» Problem requirements
Where a line of the material contains the string "into", copy that line.

______

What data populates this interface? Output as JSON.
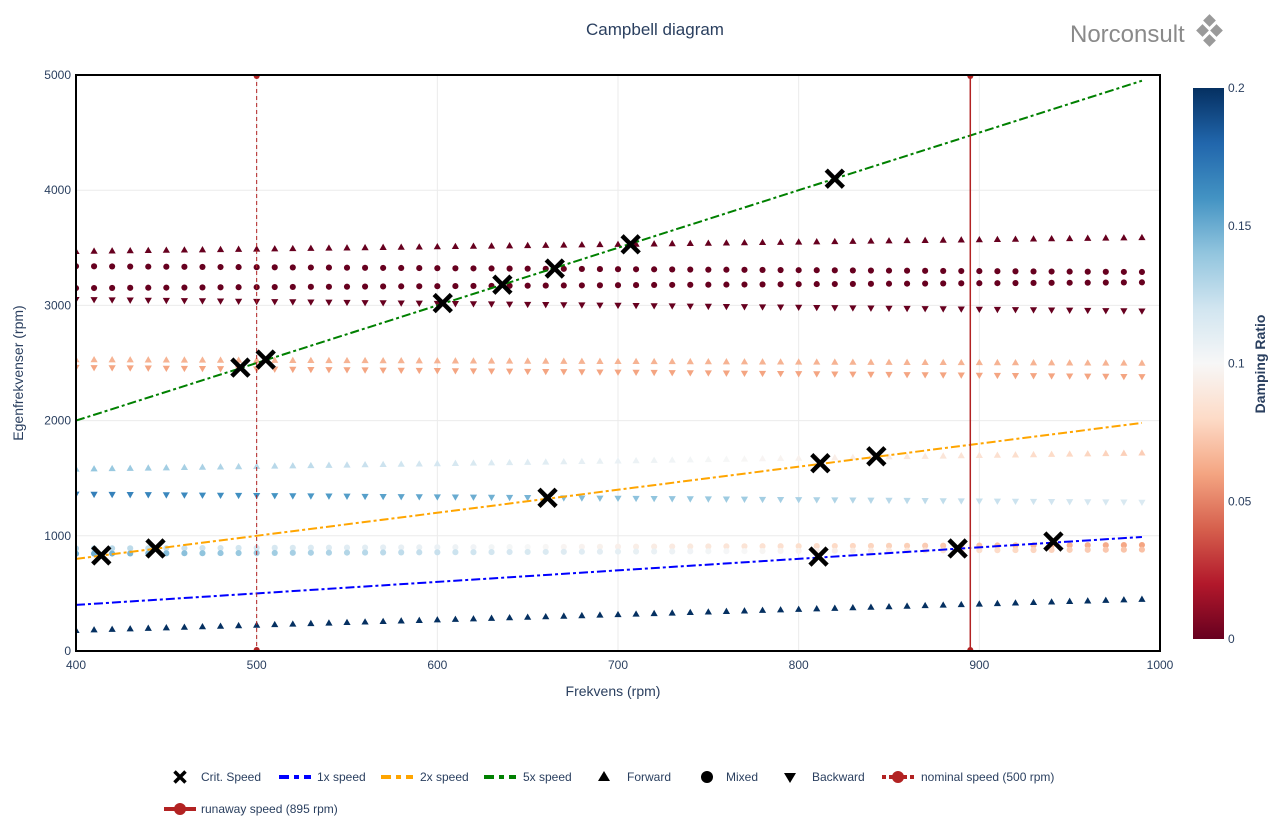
{
  "logo": {
    "text": "Norconsult",
    "color": "#8a8a8a"
  },
  "chart_data": {
    "type": "scatter",
    "title": "Campbell diagram",
    "xlabel": "Frekvens (rpm)",
    "ylabel": "Egenfrekvenser (rpm)",
    "xlim": [
      400,
      1000
    ],
    "ylim": [
      0,
      5000
    ],
    "x_ticks": [
      400,
      500,
      600,
      700,
      800,
      900,
      1000
    ],
    "y_ticks": [
      0,
      1000,
      2000,
      3000,
      4000,
      5000
    ],
    "grid": true,
    "colorbar": {
      "title": "Damping Ratio",
      "range": [
        0,
        0.2
      ],
      "ticks": [
        0,
        0.05,
        0.1,
        0.15,
        0.2
      ],
      "colorscale": [
        "#67001f",
        "#b2182b",
        "#d6604d",
        "#f4a582",
        "#fddbc7",
        "#f7f7f7",
        "#d1e5f0",
        "#92c5de",
        "#4393c3",
        "#2166ac",
        "#053061"
      ]
    },
    "speed_lines": [
      {
        "name": "1x speed",
        "factor": 1,
        "color": "#0000ff",
        "x": [
          400,
          990
        ]
      },
      {
        "name": "2x speed",
        "factor": 2,
        "color": "#ffa500",
        "x": [
          400,
          990
        ]
      },
      {
        "name": "5x speed",
        "factor": 5,
        "color": "#008000",
        "x": [
          400,
          990
        ]
      }
    ],
    "vertical_lines": [
      {
        "name": "nominal speed (500 rpm)",
        "x": 500,
        "color": "#b22222",
        "dash": true
      },
      {
        "name": "runaway speed (895 rpm)",
        "x": 895,
        "color": "#b22222",
        "dash": false
      }
    ],
    "modes": [
      {
        "y0": 180,
        "y1": 450,
        "shape": "forward",
        "damping": [
          0.2,
          0.2
        ]
      },
      {
        "y0": 890,
        "y1": 920,
        "shape": "mixed",
        "damping": [
          0.13,
          0.06
        ]
      },
      {
        "y0": 845,
        "y1": 880,
        "shape": "mixed",
        "damping": [
          0.15,
          0.07
        ]
      },
      {
        "y0": 1360,
        "y1": 1290,
        "shape": "backward",
        "damping": [
          0.17,
          0.115
        ]
      },
      {
        "y0": 1580,
        "y1": 1720,
        "shape": "forward",
        "damping": [
          0.14,
          0.075
        ]
      },
      {
        "y0": 2460,
        "y1": 2380,
        "shape": "backward",
        "damping": [
          0.06,
          0.06
        ]
      },
      {
        "y0": 2530,
        "y1": 2500,
        "shape": "forward",
        "damping": [
          0.065,
          0.065
        ]
      },
      {
        "y0": 3050,
        "y1": 2950,
        "shape": "backward",
        "damping": [
          0.0,
          0.0
        ]
      },
      {
        "y0": 3150,
        "y1": 3200,
        "shape": "mixed",
        "damping": [
          0.0,
          0.0
        ]
      },
      {
        "y0": 3340,
        "y1": 3290,
        "shape": "mixed",
        "damping": [
          0.0,
          0.0
        ]
      },
      {
        "y0": 3470,
        "y1": 3590,
        "shape": "forward",
        "damping": [
          0.0,
          0.0
        ]
      }
    ],
    "critical_speeds": [
      {
        "x": 414,
        "y": 830
      },
      {
        "x": 444,
        "y": 890
      },
      {
        "x": 491,
        "y": 2460
      },
      {
        "x": 505,
        "y": 2530
      },
      {
        "x": 603,
        "y": 3020
      },
      {
        "x": 636,
        "y": 3180
      },
      {
        "x": 661,
        "y": 1330
      },
      {
        "x": 665,
        "y": 3320
      },
      {
        "x": 707,
        "y": 3530
      },
      {
        "x": 811,
        "y": 820
      },
      {
        "x": 812,
        "y": 1630
      },
      {
        "x": 820,
        "y": 4100
      },
      {
        "x": 843,
        "y": 1690
      },
      {
        "x": 888,
        "y": 890
      },
      {
        "x": 941,
        "y": 950
      }
    ],
    "legend": {
      "placement": "bottom",
      "items": [
        {
          "label": "Crit. Speed",
          "symbol": "x"
        },
        {
          "label": "1x speed",
          "symbol": "dash",
          "color": "#0000ff"
        },
        {
          "label": "2x speed",
          "symbol": "dash",
          "color": "#ffa500"
        },
        {
          "label": "5x speed",
          "symbol": "dash",
          "color": "#008000"
        },
        {
          "label": "Forward",
          "symbol": "triangle-up"
        },
        {
          "label": "Mixed",
          "symbol": "circle"
        },
        {
          "label": "Backward",
          "symbol": "triangle-down"
        },
        {
          "label": "nominal speed (500 rpm)",
          "symbol": "line-dot-dash",
          "color": "#b22222"
        },
        {
          "label": "runaway speed (895 rpm)",
          "symbol": "line-dot",
          "color": "#b22222"
        }
      ]
    }
  }
}
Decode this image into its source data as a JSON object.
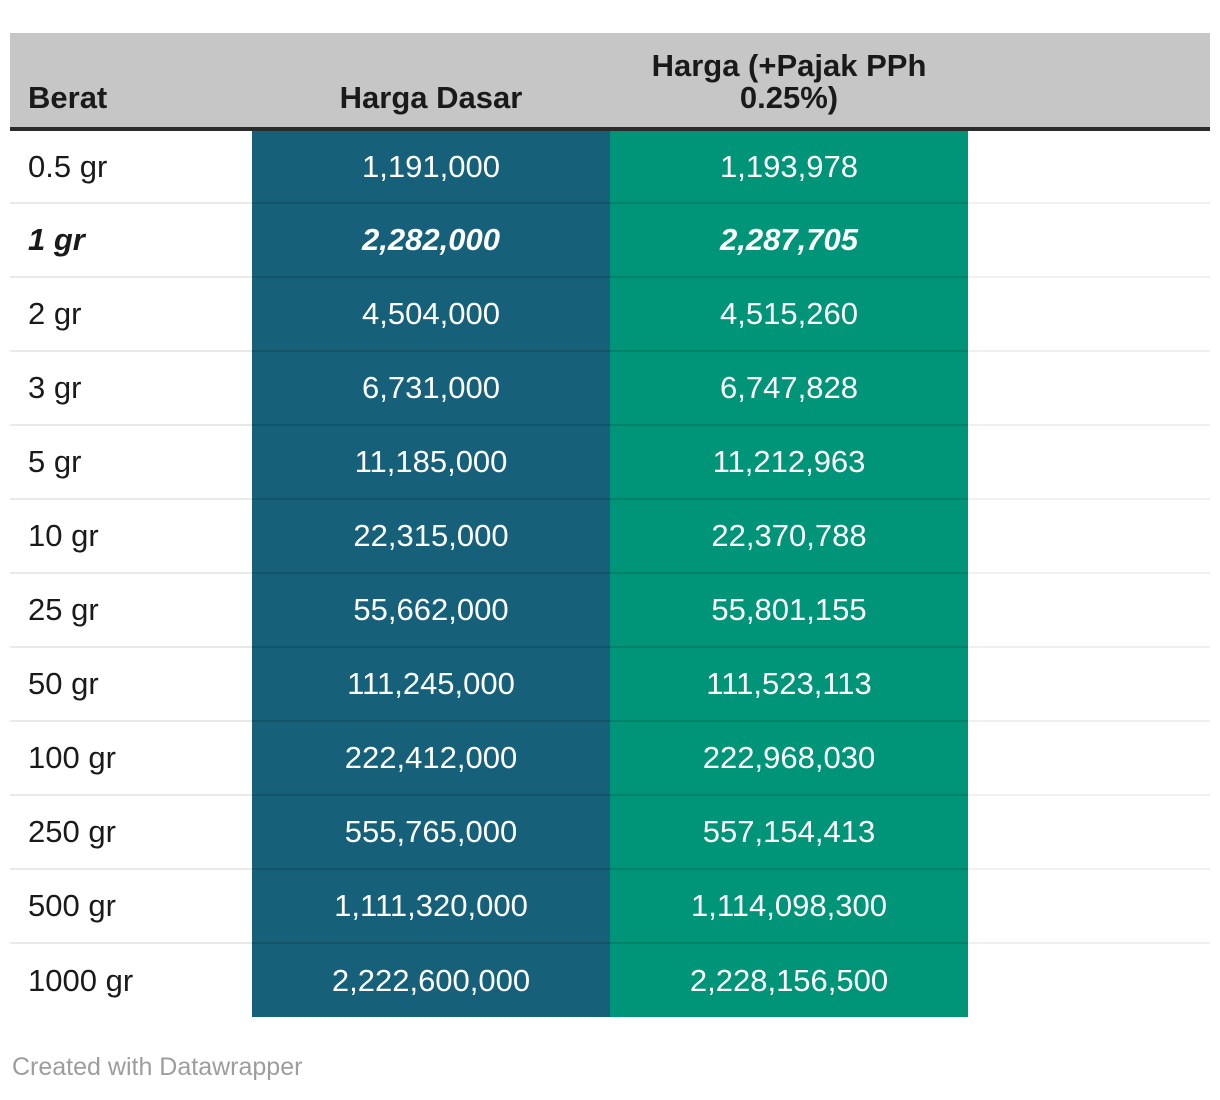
{
  "table": {
    "columns": [
      {
        "label": "Berat"
      },
      {
        "label": "Harga Dasar"
      },
      {
        "label": "Harga (+Pajak PPh 0.25%)",
        "label_lines": [
          "Harga (+Pajak PPh",
          "0.25%)"
        ]
      }
    ],
    "rows": [
      {
        "berat": "0.5 gr",
        "harga_dasar": "1,191,000",
        "harga_pajak": "1,193,978",
        "highlight": false
      },
      {
        "berat": "1 gr",
        "harga_dasar": "2,282,000",
        "harga_pajak": "2,287,705",
        "highlight": true
      },
      {
        "berat": "2 gr",
        "harga_dasar": "4,504,000",
        "harga_pajak": "4,515,260",
        "highlight": false
      },
      {
        "berat": "3 gr",
        "harga_dasar": "6,731,000",
        "harga_pajak": "6,747,828",
        "highlight": false
      },
      {
        "berat": "5 gr",
        "harga_dasar": "11,185,000",
        "harga_pajak": "11,212,963",
        "highlight": false
      },
      {
        "berat": "10 gr",
        "harga_dasar": "22,315,000",
        "harga_pajak": "22,370,788",
        "highlight": false
      },
      {
        "berat": "25 gr",
        "harga_dasar": "55,662,000",
        "harga_pajak": "55,801,155",
        "highlight": false
      },
      {
        "berat": "50 gr",
        "harga_dasar": "111,245,000",
        "harga_pajak": "111,523,113",
        "highlight": false
      },
      {
        "berat": "100 gr",
        "harga_dasar": "222,412,000",
        "harga_pajak": "222,968,030",
        "highlight": false
      },
      {
        "berat": "250 gr",
        "harga_dasar": "555,765,000",
        "harga_pajak": "557,154,413",
        "highlight": false
      },
      {
        "berat": "500 gr",
        "harga_dasar": "1,111,320,000",
        "harga_pajak": "1,114,098,300",
        "highlight": false
      },
      {
        "berat": "1000 gr",
        "harga_dasar": "2,222,600,000",
        "harga_pajak": "2,228,156,500",
        "highlight": false
      }
    ]
  },
  "footer": {
    "credit": "Created with Datawrapper"
  },
  "colors": {
    "header_bg": "#c6c6c6",
    "header_border": "#2b2b2b",
    "harga_dasar_column_bg": "#16607a",
    "harga_pajak_column_bg": "#009578",
    "value_text": "#ffffff",
    "label_text": "#1a1a1a",
    "row_separator": "#e9e9e9",
    "credit_text": "#9d9d9d"
  },
  "chart_data": {
    "type": "table",
    "title": "",
    "columns": [
      "Berat",
      "Harga Dasar",
      "Harga (+Pajak PPh 0.25%)"
    ],
    "categories": [
      "0.5 gr",
      "1 gr",
      "2 gr",
      "3 gr",
      "5 gr",
      "10 gr",
      "25 gr",
      "50 gr",
      "100 gr",
      "250 gr",
      "500 gr",
      "1000 gr"
    ],
    "series": [
      {
        "name": "Harga Dasar",
        "values": [
          1191000,
          2282000,
          4504000,
          6731000,
          11185000,
          22315000,
          55662000,
          111245000,
          222412000,
          555765000,
          1111320000,
          2222600000
        ]
      },
      {
        "name": "Harga (+Pajak PPh 0.25%)",
        "values": [
          1193978,
          2287705,
          4515260,
          6747828,
          11212963,
          22370788,
          55801155,
          111523113,
          222968030,
          557154413,
          1114098300,
          2228156500
        ]
      }
    ],
    "highlighted_row": "1 gr",
    "credit": "Created with Datawrapper"
  }
}
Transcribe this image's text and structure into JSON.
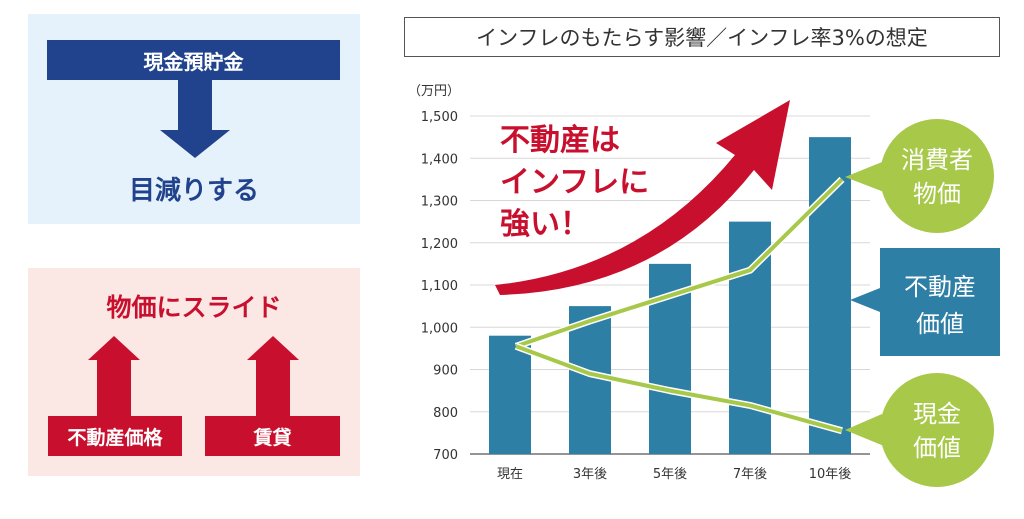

______

» Response
Decode this image into its source data as a JSON object.
Transcribe this image's text and structure into JSON.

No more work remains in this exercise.